An excerpt from a dataset:
- - - - - - -
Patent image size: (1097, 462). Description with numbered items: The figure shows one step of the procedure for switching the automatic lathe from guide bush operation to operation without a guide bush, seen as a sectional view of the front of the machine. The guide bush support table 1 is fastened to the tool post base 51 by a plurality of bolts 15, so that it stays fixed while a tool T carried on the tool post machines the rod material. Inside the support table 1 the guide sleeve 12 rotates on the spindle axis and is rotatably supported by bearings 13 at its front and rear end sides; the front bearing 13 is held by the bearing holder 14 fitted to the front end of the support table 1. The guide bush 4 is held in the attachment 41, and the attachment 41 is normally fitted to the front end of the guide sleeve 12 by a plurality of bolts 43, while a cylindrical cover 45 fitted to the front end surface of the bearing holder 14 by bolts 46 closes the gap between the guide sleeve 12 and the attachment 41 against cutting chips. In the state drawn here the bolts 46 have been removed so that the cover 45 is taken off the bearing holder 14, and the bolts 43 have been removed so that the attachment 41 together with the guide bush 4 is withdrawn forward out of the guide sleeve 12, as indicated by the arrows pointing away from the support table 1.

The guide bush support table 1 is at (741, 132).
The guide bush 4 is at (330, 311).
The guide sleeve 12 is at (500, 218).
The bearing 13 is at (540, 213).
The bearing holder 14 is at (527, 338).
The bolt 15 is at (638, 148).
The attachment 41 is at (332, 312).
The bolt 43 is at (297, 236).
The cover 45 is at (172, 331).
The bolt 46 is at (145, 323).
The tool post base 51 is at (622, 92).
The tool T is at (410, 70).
- - - - - - -
[Task to carry out] Show every line of the items above that contains the string "attachment".

[Output of the task]
Patent image size: (1097, 462). Description with numbered items: The figure shows one step of the procedure for switching the automatic lathe from guide bush operation to operation without a guide bush, seen as a sectional view of the front of the machine. The guide bush support table 1 is fastened to the tool post base 51 by a plurality of bolts 15, so that it stays fixed while a tool T carried on the tool post machines the rod material. Inside the support table 1 the guide sleeve 12 rotates on the spindle axis and is rotatably supported by bearings 13 at its front and rear end sides; the front bearing 13 is held by the bearing holder 14 fitted to the front end of the support table 1. The guide bush 4 is held in the attachment 41, and the attachment 41 is normally fitted to the front end of the guide sleeve 12 by a plurality of bolts 43, while a cylindrical cover 45 fitted to the front end surface of the bearing holder 14 by bolts 46 closes the gap between the guide sleeve 12 and the attachment 41 against cutting chips. In the state drawn here the bolts 46 have been removed so that the cover 45 is taken off the bearing holder 14, and the bolts 43 have been removed so that the attachment 41 together with the guide bush 4 is withdrawn forward out of the guide sleeve 12, as indicated by the arrows pointing away from the support table 1.
The attachment 41 is at (332, 312).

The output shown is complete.